Boxed element listings
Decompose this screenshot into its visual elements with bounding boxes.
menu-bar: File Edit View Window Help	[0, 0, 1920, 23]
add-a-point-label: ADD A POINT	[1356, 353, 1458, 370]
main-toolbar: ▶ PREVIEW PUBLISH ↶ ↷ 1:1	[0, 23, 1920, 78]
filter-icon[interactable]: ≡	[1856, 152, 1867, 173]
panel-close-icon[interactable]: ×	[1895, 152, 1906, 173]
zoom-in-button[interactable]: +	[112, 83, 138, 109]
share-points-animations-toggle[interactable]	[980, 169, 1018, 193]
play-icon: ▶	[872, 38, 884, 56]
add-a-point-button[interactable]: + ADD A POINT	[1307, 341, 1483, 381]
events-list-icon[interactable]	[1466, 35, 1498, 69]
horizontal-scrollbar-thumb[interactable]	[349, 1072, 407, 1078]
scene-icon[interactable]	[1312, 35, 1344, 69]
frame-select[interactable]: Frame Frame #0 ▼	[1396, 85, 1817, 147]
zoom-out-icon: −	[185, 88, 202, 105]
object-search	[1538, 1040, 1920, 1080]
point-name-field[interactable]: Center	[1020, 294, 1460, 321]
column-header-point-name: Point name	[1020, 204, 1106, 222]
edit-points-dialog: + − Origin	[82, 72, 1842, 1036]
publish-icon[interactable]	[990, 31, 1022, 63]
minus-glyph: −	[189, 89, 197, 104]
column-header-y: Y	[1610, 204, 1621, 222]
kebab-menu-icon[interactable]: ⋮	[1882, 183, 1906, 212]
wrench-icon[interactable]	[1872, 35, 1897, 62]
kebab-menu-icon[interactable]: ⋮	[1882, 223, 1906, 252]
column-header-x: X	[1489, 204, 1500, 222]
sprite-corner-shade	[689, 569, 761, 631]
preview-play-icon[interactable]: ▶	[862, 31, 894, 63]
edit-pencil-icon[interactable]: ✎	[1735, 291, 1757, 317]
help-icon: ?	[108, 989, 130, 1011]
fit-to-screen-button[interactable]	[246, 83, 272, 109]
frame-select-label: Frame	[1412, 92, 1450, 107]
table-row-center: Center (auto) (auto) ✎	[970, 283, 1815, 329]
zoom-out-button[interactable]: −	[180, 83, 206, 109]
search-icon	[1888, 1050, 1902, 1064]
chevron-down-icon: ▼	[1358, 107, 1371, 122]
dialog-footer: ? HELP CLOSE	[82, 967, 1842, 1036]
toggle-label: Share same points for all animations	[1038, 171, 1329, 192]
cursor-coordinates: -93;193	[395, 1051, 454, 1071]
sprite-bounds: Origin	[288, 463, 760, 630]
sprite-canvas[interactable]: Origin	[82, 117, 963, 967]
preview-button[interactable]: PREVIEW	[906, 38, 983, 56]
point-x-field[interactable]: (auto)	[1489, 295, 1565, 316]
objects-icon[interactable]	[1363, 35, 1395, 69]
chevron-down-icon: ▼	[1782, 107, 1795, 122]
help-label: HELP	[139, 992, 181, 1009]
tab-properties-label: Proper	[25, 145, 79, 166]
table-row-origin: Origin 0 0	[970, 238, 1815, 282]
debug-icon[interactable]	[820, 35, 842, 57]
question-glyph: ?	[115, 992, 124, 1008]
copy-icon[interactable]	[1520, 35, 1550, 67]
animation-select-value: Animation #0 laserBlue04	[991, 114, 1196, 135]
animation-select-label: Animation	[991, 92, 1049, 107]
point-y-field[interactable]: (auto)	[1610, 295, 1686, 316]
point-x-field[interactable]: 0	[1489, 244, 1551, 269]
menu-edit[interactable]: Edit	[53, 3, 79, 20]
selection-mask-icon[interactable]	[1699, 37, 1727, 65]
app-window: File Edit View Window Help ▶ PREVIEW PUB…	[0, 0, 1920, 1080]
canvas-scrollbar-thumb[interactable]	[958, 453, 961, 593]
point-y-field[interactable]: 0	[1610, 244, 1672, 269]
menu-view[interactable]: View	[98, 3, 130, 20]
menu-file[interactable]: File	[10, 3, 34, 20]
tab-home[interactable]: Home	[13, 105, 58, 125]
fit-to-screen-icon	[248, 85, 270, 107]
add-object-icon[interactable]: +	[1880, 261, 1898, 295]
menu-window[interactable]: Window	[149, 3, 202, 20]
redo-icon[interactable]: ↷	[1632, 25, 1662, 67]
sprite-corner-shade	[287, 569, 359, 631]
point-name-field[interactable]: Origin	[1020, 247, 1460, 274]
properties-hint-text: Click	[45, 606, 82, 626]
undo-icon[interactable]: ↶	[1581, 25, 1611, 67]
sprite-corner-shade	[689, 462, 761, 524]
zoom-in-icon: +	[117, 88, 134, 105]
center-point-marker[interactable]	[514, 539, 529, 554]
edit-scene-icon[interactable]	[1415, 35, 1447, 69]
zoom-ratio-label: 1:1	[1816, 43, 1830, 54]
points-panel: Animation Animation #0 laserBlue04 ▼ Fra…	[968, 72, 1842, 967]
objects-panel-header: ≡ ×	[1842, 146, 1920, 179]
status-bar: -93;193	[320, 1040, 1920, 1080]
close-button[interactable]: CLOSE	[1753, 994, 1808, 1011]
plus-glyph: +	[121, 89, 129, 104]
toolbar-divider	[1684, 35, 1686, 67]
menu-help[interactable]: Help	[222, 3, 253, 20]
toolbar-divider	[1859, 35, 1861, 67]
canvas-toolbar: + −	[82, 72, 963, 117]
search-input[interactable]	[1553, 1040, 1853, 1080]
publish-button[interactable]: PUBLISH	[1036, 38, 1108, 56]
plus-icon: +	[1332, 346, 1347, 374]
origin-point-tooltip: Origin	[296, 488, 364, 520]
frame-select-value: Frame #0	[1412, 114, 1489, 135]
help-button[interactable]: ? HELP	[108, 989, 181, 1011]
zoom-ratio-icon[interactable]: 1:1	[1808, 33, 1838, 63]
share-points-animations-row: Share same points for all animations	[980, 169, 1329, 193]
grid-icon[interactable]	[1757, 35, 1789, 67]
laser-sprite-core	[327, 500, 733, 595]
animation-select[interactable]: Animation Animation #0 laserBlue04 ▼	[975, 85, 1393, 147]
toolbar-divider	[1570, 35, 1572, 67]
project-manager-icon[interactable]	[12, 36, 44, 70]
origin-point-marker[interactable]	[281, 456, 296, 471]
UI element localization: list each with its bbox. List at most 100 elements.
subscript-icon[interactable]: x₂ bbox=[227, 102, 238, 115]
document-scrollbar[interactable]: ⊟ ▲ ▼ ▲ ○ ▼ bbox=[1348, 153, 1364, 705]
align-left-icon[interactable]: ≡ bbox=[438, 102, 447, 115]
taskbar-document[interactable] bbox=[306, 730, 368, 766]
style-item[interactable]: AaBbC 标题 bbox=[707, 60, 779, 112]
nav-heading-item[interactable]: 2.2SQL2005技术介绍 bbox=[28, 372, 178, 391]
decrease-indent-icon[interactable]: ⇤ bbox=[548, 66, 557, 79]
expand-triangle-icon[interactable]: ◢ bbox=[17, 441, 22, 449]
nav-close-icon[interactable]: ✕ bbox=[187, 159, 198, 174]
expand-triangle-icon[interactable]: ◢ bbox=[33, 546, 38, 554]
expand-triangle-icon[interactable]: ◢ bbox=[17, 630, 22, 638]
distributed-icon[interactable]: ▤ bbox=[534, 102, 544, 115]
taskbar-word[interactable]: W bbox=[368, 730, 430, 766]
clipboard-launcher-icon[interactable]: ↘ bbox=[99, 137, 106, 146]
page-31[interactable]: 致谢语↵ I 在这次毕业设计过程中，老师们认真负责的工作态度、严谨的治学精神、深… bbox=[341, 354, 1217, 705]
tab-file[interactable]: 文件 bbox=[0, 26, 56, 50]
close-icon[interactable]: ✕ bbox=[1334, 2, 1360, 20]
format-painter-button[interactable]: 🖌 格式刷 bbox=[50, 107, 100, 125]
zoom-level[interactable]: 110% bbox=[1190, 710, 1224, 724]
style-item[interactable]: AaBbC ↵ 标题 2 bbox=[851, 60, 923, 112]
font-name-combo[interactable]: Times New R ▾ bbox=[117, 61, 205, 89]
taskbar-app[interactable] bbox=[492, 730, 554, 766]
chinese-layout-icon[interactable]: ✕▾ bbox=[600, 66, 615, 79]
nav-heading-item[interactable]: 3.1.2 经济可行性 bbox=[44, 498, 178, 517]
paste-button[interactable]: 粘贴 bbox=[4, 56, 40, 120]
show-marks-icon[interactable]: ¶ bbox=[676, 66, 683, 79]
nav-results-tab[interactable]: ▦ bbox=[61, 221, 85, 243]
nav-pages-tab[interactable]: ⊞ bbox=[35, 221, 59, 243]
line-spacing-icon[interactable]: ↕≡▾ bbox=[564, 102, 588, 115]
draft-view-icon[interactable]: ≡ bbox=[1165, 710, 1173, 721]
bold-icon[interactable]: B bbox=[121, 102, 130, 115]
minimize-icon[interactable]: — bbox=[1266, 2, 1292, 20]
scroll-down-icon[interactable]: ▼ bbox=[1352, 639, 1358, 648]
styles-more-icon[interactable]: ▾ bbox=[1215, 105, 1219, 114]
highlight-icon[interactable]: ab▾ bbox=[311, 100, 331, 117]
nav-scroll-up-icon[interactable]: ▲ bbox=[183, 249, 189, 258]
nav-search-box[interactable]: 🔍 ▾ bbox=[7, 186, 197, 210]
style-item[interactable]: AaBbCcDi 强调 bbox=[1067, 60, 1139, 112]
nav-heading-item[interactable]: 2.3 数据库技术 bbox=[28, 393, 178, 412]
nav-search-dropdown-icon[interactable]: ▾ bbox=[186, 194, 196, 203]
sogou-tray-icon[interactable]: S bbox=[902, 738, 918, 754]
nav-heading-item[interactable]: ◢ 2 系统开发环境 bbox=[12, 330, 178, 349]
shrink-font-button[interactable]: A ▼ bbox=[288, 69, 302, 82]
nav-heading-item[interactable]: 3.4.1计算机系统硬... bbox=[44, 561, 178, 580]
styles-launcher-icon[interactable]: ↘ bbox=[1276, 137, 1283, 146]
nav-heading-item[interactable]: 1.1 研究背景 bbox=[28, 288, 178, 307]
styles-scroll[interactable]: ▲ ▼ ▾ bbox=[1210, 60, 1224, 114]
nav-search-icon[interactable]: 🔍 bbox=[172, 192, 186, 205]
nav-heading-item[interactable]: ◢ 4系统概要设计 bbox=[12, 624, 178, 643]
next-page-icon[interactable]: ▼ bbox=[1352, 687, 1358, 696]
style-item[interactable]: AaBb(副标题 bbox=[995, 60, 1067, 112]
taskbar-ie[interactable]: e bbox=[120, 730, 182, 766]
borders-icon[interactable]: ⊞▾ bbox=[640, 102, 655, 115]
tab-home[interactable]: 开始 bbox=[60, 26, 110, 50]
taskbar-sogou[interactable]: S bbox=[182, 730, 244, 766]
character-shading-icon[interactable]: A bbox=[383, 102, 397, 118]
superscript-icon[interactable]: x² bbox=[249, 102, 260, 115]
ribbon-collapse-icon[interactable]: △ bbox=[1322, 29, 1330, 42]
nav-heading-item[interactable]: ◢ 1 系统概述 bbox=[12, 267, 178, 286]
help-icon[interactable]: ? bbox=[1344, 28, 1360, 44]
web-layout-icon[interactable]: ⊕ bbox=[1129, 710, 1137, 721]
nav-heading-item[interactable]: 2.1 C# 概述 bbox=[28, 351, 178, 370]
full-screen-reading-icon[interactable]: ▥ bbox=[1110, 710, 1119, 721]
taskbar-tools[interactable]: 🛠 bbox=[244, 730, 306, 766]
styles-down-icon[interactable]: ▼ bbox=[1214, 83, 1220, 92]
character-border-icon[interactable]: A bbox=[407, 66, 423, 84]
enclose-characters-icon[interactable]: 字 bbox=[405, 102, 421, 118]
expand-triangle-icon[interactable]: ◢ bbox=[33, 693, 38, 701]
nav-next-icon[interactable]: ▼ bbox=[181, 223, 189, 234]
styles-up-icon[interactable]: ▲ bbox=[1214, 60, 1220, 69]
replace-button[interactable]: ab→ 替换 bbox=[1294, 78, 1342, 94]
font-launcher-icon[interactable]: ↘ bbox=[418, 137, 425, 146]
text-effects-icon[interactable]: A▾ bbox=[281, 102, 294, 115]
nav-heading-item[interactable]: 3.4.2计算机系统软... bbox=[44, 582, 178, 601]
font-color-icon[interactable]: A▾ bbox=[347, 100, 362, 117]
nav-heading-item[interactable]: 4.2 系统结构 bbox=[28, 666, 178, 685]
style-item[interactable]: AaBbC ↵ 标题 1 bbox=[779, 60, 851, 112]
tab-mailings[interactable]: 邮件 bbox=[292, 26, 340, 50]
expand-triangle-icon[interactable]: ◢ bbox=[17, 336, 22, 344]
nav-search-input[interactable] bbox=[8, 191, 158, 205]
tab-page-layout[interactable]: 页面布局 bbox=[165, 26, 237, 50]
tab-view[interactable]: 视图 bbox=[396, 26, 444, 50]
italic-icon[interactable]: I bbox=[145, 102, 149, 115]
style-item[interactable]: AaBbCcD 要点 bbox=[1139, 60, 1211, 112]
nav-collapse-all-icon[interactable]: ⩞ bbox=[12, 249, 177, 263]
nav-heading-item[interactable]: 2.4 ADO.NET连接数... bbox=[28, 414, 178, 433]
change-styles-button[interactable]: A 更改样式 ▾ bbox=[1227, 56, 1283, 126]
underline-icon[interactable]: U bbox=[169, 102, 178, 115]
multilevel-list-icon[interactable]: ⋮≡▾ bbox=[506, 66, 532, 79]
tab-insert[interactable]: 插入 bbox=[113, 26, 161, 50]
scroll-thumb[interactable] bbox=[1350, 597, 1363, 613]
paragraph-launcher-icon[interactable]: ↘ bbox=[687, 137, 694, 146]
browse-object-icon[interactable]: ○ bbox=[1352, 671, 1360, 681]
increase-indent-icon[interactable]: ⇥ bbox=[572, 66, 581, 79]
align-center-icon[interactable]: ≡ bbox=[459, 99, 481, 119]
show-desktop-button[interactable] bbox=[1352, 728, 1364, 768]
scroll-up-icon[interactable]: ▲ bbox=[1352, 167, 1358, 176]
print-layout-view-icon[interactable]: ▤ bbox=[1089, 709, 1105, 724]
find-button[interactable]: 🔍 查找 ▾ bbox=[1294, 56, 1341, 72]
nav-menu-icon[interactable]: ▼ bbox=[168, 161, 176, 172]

# [To be done]
Reproduce the data above without any change, from its first line through the line containing "38, 884, 56]", both included.

# [Task response]
Decompose this screenshot into its visual elements with bounding boxes.
menu-bar: File Edit View Window Help	[0, 0, 1920, 23]
add-a-point-label: ADD A POINT	[1356, 353, 1458, 370]
main-toolbar: ▶ PREVIEW PUBLISH ↶ ↷ 1:1	[0, 23, 1920, 78]
filter-icon[interactable]: ≡	[1856, 152, 1867, 173]
panel-close-icon[interactable]: ×	[1895, 152, 1906, 173]
zoom-in-button[interactable]: +	[112, 83, 138, 109]
share-points-animations-toggle[interactable]	[980, 169, 1018, 193]
play-icon: ▶	[872, 38, 884, 56]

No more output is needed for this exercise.